- [THE REQUEST] In the data below, locate each line with the word "want" and list it.

- [EXERCISE MATERIALS]
[Start]
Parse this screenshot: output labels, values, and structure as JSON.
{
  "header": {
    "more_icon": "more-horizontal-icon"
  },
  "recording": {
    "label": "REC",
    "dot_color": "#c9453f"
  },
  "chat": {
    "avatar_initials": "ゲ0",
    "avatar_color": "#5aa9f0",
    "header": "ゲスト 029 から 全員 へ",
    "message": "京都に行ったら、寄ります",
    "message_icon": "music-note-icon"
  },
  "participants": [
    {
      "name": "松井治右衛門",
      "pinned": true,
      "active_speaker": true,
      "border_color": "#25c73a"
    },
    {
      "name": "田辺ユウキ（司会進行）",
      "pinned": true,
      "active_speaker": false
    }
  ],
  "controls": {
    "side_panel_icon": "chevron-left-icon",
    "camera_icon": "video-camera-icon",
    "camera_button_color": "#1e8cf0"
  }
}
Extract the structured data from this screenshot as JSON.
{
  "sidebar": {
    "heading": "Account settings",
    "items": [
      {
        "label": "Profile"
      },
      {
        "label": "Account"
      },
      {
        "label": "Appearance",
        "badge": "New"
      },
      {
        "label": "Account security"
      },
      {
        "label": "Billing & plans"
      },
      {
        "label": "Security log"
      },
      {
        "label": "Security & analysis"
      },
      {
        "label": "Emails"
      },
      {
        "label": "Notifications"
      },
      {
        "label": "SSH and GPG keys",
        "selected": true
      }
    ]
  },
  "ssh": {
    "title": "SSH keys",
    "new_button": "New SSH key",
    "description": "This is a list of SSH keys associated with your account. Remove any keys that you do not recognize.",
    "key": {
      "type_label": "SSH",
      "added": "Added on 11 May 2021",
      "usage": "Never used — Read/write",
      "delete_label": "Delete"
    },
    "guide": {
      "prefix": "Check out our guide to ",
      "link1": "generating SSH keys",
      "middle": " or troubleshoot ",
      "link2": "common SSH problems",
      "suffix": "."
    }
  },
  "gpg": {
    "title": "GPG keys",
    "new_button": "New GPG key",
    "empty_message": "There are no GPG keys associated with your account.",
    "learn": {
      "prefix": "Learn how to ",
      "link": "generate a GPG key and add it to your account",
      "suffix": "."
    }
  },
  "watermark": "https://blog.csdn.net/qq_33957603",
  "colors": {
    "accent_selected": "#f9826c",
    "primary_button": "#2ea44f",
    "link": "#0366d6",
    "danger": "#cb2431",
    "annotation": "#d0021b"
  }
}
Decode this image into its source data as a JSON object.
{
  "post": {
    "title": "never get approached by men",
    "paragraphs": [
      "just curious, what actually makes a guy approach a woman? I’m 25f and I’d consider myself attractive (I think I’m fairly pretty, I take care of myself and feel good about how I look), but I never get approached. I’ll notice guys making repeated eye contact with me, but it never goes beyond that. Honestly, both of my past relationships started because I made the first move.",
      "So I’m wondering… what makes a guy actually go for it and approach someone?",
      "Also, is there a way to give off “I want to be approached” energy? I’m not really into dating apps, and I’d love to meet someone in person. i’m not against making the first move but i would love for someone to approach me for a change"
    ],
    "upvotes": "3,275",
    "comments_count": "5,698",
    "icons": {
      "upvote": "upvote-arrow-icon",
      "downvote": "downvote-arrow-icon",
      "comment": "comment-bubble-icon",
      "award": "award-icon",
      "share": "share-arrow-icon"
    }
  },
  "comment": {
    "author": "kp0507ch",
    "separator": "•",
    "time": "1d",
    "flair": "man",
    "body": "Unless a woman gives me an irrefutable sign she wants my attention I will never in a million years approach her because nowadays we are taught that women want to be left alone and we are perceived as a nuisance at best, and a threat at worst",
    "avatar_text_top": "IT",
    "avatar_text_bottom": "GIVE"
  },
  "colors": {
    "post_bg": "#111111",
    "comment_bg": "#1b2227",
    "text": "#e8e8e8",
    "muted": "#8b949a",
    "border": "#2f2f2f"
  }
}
[End]
- [RESULT FOR THIS TASK]
      "Also, is there a way to give off “I want to be approached” energy? I’m not really into dating apps, and I’d love to meet someone in person. i’m not against making the first move but i would love for someone to approach me for a change"
    "body": "Unless a woman gives me an irrefutable sign she wants my attention I will never in a million years approach her because nowadays we are taught that women want to be left alone and we are perceived as a nuisance at best, and a threat at worst",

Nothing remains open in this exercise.